» **INSTRUCTIONS TO FOLLOW**:
In the listing below, find every line with the string "Dönemi" and pull it out.

— START OF EXERCISE INPUTS —

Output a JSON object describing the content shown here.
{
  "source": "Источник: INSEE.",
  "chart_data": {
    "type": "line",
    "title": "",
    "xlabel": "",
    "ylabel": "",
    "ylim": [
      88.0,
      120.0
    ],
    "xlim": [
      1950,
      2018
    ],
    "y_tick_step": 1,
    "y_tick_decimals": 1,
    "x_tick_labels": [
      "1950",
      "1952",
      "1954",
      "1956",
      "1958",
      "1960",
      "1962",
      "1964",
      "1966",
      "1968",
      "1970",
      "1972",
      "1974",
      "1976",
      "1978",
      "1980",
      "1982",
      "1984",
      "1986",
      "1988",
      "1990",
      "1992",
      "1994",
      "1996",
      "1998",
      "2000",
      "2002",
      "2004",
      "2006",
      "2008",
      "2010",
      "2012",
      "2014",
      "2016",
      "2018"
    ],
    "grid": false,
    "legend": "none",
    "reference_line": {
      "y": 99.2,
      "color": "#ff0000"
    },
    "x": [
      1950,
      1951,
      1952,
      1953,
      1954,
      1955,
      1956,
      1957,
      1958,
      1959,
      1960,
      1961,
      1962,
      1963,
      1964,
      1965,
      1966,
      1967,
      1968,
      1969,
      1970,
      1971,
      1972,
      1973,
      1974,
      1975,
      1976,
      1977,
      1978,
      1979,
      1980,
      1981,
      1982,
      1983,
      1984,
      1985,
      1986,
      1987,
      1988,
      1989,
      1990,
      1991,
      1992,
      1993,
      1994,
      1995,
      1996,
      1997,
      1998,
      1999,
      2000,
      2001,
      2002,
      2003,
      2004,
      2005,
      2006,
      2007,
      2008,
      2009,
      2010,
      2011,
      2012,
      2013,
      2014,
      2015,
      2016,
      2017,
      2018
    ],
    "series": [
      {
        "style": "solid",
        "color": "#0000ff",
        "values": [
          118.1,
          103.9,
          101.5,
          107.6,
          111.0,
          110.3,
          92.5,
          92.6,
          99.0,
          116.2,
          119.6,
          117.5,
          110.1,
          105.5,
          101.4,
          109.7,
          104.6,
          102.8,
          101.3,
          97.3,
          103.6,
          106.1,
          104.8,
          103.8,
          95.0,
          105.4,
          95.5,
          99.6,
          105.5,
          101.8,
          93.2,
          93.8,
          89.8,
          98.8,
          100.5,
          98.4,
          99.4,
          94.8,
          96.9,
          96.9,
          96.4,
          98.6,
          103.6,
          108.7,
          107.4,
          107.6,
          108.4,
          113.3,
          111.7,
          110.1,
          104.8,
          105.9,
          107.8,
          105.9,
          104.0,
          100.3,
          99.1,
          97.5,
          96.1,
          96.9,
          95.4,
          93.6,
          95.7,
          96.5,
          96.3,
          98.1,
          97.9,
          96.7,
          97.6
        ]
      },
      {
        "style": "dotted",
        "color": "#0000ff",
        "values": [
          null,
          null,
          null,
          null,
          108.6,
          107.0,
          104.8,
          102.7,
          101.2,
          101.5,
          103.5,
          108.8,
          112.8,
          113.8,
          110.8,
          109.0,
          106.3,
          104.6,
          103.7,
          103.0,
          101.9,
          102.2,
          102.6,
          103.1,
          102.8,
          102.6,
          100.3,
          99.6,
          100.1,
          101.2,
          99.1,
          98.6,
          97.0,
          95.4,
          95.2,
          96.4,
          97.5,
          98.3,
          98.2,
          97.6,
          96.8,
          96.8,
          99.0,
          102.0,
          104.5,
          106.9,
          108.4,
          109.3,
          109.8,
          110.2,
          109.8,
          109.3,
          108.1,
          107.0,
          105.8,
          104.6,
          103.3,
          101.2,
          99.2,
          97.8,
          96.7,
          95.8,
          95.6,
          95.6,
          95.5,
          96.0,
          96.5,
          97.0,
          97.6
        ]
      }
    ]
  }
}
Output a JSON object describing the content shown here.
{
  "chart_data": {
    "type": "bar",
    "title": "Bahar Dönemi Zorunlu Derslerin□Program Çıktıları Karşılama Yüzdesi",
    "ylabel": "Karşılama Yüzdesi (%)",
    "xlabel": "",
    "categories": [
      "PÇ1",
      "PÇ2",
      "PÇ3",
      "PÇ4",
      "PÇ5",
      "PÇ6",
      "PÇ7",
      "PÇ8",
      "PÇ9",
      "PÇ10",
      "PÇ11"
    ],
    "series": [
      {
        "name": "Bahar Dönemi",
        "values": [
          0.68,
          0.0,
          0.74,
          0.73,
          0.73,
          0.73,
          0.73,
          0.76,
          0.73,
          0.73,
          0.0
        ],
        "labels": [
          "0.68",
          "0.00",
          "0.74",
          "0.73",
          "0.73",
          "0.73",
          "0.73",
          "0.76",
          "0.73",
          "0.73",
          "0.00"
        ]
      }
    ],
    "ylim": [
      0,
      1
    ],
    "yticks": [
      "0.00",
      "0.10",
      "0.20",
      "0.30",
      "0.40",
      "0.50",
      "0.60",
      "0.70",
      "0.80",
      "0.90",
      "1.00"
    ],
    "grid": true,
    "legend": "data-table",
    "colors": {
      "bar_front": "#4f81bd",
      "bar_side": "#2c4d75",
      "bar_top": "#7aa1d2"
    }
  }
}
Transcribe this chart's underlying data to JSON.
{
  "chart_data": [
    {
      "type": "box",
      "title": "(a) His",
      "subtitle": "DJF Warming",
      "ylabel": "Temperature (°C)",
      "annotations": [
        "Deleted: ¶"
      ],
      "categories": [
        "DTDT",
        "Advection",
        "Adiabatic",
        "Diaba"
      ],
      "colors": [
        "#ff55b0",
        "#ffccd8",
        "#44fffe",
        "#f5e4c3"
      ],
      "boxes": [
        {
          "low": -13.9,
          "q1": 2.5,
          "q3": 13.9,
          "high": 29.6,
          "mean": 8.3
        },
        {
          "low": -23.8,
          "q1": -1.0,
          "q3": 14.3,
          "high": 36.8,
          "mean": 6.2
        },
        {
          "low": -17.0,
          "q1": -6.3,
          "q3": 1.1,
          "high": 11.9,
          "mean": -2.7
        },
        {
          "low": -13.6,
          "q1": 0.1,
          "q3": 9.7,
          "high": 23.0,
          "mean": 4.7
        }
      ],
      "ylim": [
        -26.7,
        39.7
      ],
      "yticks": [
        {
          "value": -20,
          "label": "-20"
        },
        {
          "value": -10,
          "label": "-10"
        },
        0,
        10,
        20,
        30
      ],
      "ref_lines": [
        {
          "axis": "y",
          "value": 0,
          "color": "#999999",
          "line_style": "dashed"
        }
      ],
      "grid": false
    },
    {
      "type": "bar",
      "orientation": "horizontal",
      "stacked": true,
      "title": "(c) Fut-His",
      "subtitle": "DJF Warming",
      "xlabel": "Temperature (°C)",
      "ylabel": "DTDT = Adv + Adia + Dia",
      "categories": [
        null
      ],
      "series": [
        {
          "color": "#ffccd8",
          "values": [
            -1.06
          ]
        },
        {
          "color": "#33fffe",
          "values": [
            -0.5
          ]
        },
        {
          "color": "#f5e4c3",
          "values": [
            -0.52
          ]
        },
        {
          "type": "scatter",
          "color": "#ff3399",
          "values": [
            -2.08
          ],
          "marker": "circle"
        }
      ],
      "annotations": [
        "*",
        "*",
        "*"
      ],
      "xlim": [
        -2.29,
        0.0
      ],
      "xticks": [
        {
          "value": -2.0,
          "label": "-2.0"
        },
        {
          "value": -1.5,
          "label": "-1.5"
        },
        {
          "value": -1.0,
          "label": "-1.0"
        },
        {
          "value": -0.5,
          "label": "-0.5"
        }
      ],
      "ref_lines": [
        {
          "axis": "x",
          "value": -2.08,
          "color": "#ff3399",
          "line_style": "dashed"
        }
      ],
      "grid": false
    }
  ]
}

— END OF EXERCISE INPUTS —

» **OUTPUT OF THE TASK**:
    "title": "Bahar Dönemi Zorunlu Derslerin□Program Çıktıları Karşılama Yüzdesi",
        "name": "Bahar Dönemi",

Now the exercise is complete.